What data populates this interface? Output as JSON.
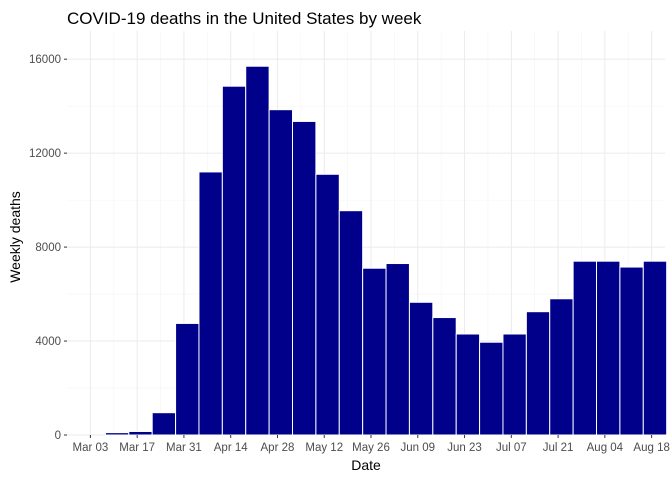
{
  "chart_data": {
    "type": "bar",
    "title": "COVID-19 deaths in the United States by week",
    "xlabel": "Date",
    "ylabel": "Weekly deaths",
    "bar_color": "#00008b",
    "bar_border_color": "#ffffff",
    "grid": true,
    "x_axis_type": "date",
    "x_tick_labels": [
      "Mar 03",
      "Mar 17",
      "Mar 31",
      "Apr 14",
      "Apr 28",
      "May 12",
      "May 26",
      "Jun 09",
      "Jun 23",
      "Jul 07",
      "Jul 21",
      "Aug 04",
      "Aug 18"
    ],
    "x_tick_dates": [
      "2020-03-03",
      "2020-03-17",
      "2020-03-31",
      "2020-04-14",
      "2020-04-28",
      "2020-05-12",
      "2020-05-26",
      "2020-06-09",
      "2020-06-23",
      "2020-07-07",
      "2020-07-21",
      "2020-08-04",
      "2020-08-18"
    ],
    "y_ticks": [
      0,
      4000,
      8000,
      12000,
      16000
    ],
    "y_tick_labels": [
      "0",
      "4000",
      "8000",
      "12000",
      "16000"
    ],
    "ylim": [
      0,
      17200
    ],
    "xlim": [
      "2020-02-25",
      "2020-08-22"
    ],
    "x": [
      "2020-03-04",
      "2020-03-11",
      "2020-03-18",
      "2020-03-25",
      "2020-04-01",
      "2020-04-08",
      "2020-04-15",
      "2020-04-22",
      "2020-04-29",
      "2020-05-06",
      "2020-05-13",
      "2020-05-20",
      "2020-05-27",
      "2020-06-03",
      "2020-06-10",
      "2020-06-17",
      "2020-06-24",
      "2020-07-01",
      "2020-07-08",
      "2020-07-15",
      "2020-07-22",
      "2020-07-29",
      "2020-08-05",
      "2020-08-12",
      "2020-08-19"
    ],
    "values": [
      0,
      100,
      150,
      950,
      4750,
      11200,
      14850,
      15700,
      13850,
      13350,
      11100,
      9550,
      7100,
      7300,
      5650,
      5000,
      4300,
      3950,
      4300,
      5250,
      5800,
      7400,
      7400,
      7150,
      7400
    ]
  }
}
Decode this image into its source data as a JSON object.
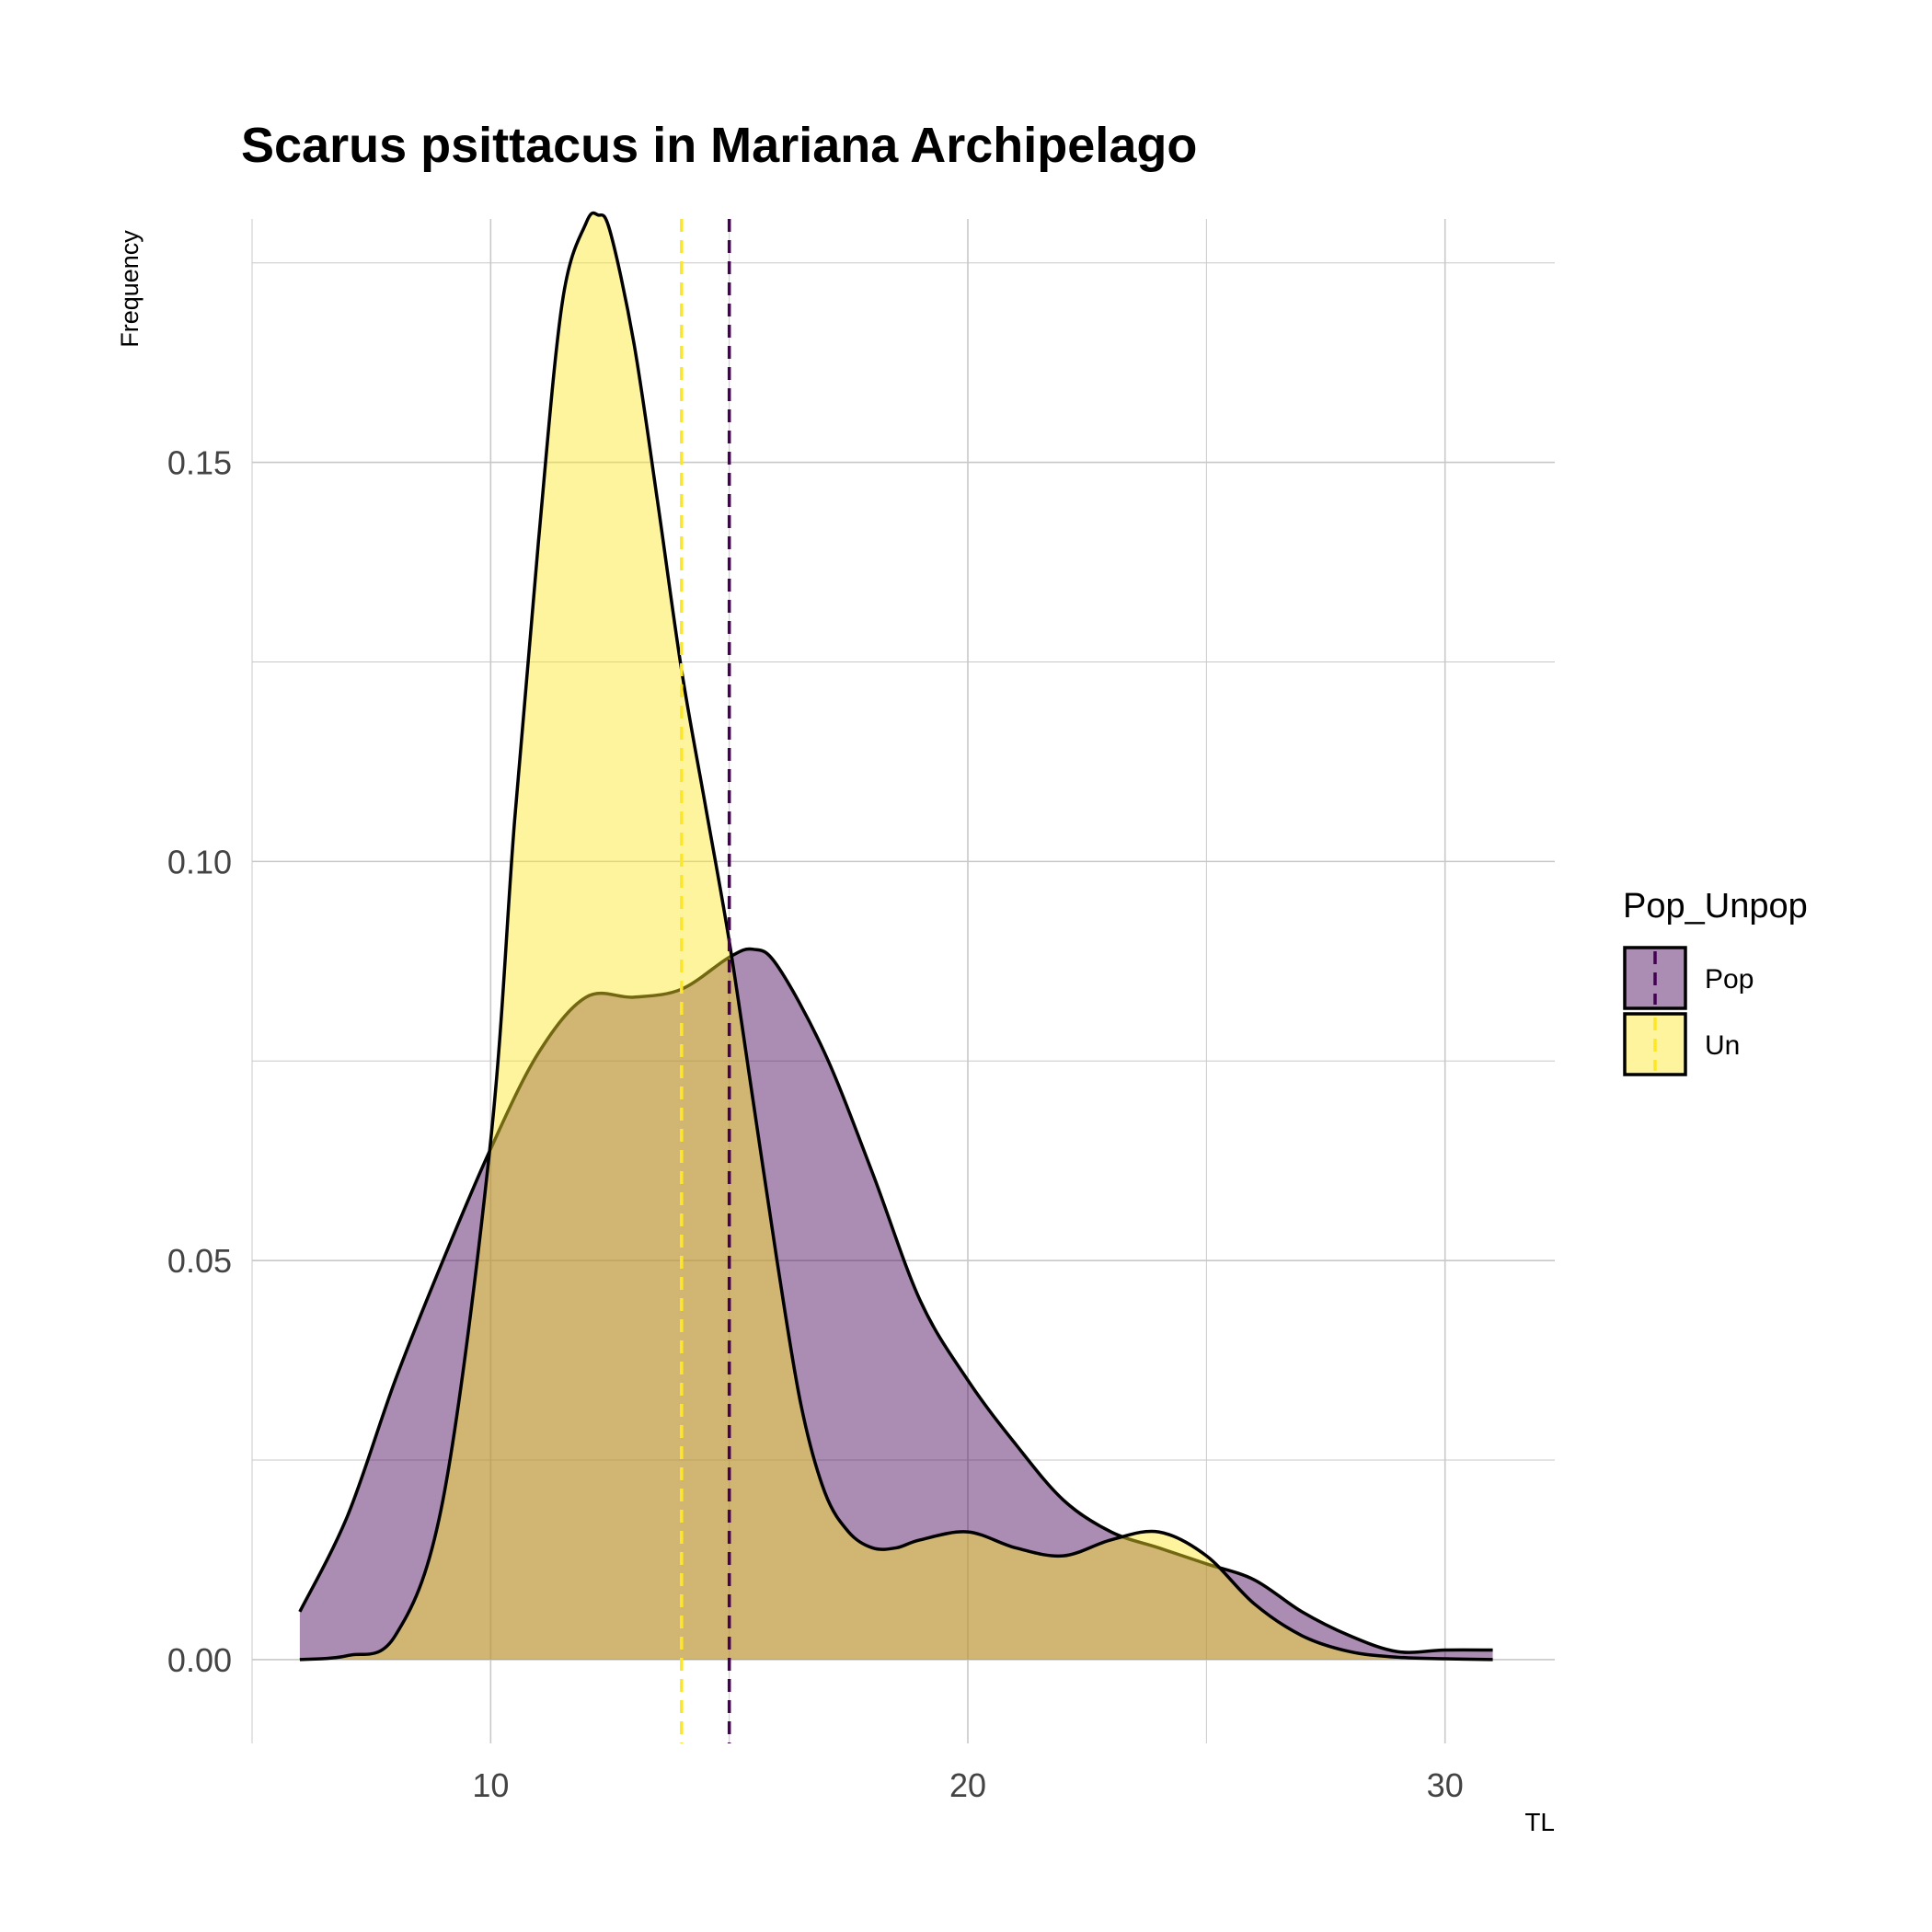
# # # #
Identify all lines in the records above with the word "this".

*Full solution*.
What data populates this interface? Output as JSON.
Decode this image into its source data as a JSON object.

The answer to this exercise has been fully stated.